Start Excerpt to read

John's Research Page
I am interested in natural language processing and machine
learning. Here is some information about my research.
Current Focus: Multi-document Text Summarization
Columbia Newsblaster
is a multi-document summarization system that crawls the web each day
for thousands of news articles. It then categorizes, clusters, and
summarizes them.
I am looking at extending Newsblaster. We would like to have
Newsblaster track important events across days. We would also like
to have Newsblaster process not only news articles, but also other
kinds of information.
Surface Realization
FERGUS is a surface realizer. Its job is to determine what is the
best way to say something, after the system has decided what must be
said to the user.
I have investigated methods to ease porting of FERGUS for use in
different domains. This includes the use of automatically generated
linguistic resources in order to train FERGUS. This also includes the
development of a graphical user interface to customize FERGUS.
In other experiments, I have looked at the difference betweeen using
enormously-sized, automatically parsed corpora versus moderately-sized,
hand-annotated corpora in order to train FERGUS. I have also investigated
using linguistically inspired features in order to make FERGUS do a
better job.
-
John Chen, Srinivas Bangalore, Owen Rambow, and Marilyn Walker.
Towards Automatic Generation of Natural Language Generation
Systems. In Proceedings of the 19th International Conference on
Computational Linguistics (COLING 2002), Taipei, Taiwan, 2002.
[pdf]
-
Srinivas Bangalore, John Chen, and Owen Rambow. Impact of
Quality and Quantity of Corpora on Stochastic Generation. In
Proceedings of the 2001 Conference on Empirical Methods in
Natural Language Processing, Pittsburgh, Pennsylvania, 2001.
[pdf]
Automated Extraction of Tree-Adjoining Grammars from Treebanks
A grammar is a set of rules which, among other things, distinguishes
grammatical from ungrammatical sentences in a language. A
tree-adjoining grammar is a kind of grammar which has been found not only
computationally useful, but also linguistically useful.
Development of hand-written tree-adjoining grammars typically
requires many years of human effort. As an alternative, I have written
procedures that automatically extract linguistically plausible
tree-adjoining grammars from a given treebank.

End Excerpt to read

# Work to do:
Summarize the research page above in exactly two sentences.

Start Listed entries

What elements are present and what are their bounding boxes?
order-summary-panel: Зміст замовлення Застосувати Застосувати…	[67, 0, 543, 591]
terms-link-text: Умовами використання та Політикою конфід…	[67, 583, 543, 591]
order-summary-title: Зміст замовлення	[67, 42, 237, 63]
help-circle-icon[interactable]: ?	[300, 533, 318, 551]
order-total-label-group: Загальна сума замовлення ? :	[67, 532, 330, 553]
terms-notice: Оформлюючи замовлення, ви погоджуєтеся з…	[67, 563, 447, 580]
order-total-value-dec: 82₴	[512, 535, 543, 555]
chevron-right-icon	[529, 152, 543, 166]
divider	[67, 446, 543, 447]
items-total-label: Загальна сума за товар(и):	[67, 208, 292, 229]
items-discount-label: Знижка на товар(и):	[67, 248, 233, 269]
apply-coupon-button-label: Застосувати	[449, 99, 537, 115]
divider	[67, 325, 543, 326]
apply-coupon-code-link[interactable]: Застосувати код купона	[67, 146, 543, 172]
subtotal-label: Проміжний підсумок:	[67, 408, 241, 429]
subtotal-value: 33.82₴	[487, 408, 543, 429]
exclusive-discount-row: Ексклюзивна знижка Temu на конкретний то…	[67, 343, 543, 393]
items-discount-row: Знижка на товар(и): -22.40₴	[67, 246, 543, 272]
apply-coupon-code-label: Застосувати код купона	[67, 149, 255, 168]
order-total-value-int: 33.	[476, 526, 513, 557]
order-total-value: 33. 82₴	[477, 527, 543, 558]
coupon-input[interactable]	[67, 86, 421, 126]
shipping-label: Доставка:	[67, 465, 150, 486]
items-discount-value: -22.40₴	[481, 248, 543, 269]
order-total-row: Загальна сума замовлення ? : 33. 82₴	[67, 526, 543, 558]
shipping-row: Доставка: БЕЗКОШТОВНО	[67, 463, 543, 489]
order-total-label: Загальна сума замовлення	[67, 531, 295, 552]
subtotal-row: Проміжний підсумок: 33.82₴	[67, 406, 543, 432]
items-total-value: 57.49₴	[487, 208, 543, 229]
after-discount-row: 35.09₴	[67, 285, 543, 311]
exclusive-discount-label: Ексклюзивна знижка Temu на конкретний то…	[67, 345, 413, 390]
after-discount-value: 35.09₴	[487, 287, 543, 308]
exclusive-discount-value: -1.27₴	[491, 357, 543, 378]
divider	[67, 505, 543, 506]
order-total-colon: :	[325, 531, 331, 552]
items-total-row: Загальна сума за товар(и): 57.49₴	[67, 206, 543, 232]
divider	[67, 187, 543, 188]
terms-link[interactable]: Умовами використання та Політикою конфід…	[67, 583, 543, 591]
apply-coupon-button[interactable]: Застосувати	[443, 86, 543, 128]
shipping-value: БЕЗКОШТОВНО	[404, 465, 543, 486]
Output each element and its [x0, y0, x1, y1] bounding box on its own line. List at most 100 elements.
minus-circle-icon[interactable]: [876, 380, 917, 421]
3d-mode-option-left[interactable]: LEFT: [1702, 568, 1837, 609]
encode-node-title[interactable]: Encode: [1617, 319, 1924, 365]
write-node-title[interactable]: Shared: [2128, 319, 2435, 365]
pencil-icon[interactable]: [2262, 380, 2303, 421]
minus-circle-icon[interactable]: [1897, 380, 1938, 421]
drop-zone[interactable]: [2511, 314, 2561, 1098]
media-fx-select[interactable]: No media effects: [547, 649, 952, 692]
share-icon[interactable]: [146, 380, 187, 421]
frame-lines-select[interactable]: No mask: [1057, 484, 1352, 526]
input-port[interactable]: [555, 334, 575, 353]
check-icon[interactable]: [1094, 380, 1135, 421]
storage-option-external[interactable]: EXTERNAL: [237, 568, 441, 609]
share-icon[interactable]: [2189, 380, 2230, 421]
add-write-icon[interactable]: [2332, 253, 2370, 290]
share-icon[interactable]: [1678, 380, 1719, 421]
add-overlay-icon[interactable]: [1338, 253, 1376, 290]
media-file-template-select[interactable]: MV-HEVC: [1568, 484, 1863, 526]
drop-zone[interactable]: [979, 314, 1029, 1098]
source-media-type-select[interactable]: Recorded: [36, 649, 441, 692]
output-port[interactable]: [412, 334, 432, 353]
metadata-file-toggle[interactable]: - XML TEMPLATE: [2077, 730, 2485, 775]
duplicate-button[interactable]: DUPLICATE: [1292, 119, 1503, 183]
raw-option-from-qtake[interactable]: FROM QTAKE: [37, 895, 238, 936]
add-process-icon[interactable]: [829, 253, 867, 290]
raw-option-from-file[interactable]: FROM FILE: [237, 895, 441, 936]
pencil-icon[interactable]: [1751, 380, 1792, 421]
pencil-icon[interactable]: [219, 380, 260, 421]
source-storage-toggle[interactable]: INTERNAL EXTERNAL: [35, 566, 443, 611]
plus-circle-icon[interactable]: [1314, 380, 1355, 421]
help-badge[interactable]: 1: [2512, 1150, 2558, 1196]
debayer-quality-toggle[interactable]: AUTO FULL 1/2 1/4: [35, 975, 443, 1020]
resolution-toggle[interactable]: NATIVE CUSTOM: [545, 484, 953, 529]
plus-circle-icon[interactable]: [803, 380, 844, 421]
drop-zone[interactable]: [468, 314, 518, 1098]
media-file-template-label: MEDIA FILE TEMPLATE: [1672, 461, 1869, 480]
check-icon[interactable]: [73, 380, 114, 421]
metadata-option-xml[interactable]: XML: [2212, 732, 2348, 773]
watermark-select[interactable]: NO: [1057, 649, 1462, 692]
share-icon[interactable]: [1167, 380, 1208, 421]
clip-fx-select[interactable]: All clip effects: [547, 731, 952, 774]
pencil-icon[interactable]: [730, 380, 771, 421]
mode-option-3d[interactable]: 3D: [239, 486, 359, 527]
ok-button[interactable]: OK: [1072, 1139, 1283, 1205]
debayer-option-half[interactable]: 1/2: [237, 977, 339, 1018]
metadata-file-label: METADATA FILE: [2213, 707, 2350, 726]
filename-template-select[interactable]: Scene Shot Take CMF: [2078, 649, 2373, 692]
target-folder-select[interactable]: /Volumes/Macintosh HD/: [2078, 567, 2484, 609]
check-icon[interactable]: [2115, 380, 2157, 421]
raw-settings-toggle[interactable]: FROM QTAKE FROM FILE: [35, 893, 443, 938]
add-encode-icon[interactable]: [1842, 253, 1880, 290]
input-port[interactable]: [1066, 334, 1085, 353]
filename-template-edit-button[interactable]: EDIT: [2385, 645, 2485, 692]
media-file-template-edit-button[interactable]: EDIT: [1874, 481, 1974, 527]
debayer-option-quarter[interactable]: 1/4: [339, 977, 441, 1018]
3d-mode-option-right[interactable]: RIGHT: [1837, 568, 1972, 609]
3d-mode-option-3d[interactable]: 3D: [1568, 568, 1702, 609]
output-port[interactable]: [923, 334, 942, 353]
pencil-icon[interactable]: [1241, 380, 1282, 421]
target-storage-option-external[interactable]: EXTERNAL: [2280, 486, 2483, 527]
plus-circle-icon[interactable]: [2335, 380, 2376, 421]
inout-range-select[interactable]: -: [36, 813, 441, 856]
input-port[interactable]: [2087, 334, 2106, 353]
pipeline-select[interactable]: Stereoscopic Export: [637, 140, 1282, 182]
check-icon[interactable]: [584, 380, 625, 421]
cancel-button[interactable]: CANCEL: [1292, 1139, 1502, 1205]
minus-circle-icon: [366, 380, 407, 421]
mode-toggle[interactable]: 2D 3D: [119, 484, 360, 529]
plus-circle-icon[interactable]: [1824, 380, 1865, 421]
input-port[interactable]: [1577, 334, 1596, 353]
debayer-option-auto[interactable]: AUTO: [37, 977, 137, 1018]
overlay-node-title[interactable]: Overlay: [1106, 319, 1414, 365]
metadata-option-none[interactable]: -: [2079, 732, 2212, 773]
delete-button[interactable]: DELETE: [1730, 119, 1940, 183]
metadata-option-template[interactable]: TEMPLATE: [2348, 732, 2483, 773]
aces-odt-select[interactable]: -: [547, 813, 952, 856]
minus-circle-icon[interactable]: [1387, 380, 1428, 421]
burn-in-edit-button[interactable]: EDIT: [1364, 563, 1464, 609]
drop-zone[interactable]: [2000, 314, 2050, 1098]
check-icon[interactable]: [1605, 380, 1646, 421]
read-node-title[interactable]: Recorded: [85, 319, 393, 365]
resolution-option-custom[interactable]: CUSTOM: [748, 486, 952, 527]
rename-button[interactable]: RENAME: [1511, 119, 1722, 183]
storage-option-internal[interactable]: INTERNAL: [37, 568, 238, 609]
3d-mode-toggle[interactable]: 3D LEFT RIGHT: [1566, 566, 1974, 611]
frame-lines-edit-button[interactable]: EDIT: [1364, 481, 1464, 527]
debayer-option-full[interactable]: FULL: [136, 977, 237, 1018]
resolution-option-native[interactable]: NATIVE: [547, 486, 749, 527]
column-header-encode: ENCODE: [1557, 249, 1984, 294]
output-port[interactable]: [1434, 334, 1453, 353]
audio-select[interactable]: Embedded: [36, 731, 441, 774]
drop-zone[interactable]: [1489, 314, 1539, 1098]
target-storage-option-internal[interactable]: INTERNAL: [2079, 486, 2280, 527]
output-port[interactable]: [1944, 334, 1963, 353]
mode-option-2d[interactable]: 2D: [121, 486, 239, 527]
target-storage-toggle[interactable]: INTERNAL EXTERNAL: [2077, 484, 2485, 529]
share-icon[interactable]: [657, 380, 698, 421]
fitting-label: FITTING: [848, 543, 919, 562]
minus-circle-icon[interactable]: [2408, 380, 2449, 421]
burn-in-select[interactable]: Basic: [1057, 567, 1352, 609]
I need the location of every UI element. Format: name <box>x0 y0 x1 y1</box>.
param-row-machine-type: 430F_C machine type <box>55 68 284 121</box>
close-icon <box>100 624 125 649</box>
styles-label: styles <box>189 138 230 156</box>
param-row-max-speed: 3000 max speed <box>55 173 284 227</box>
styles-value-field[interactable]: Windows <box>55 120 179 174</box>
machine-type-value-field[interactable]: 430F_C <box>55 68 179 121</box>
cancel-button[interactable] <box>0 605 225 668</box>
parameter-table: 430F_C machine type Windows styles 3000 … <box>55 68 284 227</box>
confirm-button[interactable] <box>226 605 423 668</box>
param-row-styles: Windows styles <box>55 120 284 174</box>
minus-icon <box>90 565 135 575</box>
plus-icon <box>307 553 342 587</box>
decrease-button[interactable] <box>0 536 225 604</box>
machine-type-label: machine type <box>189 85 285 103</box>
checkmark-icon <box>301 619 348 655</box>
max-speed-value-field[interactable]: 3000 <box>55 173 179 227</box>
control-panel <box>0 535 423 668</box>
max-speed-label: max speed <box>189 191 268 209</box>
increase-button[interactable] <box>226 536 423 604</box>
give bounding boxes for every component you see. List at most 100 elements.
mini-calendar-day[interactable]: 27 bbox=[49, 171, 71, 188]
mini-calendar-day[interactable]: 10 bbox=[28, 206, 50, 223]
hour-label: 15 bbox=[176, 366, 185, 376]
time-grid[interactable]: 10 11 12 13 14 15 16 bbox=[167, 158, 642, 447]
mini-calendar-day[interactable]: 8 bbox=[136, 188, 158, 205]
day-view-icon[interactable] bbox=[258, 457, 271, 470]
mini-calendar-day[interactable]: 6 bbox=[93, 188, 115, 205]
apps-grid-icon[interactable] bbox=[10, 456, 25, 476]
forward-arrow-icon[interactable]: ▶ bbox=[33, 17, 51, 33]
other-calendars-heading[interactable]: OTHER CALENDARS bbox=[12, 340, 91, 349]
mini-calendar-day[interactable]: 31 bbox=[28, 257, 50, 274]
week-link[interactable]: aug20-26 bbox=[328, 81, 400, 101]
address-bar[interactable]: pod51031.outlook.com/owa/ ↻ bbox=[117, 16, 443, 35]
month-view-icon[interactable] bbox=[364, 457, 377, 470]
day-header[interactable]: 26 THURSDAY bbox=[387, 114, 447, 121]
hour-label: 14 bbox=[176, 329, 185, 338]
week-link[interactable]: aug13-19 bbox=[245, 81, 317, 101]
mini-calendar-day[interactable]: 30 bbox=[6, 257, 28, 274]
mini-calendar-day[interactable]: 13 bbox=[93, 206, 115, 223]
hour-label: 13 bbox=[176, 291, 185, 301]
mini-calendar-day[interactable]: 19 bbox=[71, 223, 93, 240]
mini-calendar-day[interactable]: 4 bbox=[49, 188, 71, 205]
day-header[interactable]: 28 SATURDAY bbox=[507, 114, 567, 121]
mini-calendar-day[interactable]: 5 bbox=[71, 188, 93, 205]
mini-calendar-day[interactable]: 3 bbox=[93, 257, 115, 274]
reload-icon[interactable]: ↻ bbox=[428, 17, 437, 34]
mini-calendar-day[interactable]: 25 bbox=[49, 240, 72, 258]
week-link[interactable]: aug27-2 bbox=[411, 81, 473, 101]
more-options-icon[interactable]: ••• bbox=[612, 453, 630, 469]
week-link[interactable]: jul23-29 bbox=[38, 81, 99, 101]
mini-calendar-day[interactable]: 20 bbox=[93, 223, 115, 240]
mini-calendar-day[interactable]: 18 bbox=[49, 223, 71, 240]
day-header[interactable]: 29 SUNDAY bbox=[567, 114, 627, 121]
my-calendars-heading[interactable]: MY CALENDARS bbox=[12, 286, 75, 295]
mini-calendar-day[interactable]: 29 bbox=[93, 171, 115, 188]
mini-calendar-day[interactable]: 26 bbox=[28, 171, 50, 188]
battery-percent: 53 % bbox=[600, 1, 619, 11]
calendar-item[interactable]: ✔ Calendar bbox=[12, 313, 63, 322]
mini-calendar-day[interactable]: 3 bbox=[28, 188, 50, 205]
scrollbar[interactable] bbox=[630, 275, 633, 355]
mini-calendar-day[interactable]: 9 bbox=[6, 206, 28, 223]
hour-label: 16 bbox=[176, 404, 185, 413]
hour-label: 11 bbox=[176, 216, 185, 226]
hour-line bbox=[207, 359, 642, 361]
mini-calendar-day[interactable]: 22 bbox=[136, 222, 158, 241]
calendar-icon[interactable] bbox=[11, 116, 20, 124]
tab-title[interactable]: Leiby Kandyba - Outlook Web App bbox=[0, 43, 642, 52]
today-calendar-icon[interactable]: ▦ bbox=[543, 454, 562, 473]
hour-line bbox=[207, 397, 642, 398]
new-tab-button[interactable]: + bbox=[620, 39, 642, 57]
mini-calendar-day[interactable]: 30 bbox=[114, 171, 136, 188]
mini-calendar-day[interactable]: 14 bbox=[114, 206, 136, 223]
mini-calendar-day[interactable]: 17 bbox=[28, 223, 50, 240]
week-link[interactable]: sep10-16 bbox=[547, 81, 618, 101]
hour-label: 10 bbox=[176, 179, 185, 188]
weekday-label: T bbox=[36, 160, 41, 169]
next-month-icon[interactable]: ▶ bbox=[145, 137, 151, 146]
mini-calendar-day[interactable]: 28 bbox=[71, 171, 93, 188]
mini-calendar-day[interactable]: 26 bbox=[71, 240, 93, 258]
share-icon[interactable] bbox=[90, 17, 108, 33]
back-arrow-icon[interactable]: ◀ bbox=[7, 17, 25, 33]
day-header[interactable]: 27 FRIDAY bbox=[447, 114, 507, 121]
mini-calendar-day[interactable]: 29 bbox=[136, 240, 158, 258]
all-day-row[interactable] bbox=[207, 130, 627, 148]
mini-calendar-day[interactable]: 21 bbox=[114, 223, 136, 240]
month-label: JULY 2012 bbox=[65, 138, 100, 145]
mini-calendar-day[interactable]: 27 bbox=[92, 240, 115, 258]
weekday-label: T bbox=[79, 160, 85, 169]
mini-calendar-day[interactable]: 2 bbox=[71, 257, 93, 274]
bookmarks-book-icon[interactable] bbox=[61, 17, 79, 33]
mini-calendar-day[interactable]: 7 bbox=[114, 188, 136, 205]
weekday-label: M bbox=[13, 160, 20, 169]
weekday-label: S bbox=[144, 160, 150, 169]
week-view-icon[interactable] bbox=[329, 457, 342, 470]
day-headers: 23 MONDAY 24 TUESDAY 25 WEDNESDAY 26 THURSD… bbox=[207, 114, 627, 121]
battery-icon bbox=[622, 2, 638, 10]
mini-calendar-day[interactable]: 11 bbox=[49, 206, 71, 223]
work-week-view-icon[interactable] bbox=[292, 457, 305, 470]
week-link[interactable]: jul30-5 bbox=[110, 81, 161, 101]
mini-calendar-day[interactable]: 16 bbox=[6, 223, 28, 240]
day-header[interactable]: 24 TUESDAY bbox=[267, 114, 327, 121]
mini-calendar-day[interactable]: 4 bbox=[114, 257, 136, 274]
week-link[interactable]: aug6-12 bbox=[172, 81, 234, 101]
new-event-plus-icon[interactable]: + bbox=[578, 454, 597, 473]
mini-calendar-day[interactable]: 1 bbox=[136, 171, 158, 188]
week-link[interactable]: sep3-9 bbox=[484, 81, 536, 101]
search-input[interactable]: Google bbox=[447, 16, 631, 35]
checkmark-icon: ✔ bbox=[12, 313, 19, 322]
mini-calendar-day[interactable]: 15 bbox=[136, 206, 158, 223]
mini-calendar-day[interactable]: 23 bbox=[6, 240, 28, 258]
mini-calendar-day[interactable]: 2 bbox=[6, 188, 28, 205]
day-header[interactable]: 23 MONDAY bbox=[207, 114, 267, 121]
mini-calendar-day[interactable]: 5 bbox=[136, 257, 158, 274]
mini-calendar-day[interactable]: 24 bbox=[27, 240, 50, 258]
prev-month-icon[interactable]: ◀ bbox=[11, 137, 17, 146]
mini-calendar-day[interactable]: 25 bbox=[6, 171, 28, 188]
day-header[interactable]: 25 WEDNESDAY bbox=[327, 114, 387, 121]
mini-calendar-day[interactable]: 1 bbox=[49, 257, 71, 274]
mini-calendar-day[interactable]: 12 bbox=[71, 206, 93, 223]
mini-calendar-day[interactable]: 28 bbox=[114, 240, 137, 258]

End Listed entries

# Final result:
The author works on natural language processing and machine learning, currently focusing on multi-document summarization by extending Columbia Newsblaster to track important events across days and to process kinds of information other than news articles. Other work includes making the FERGUS surface realizer easier to port to different domains and better at its job, and writing procedures that automatically extract tree-adjoining grammars from a given treebank.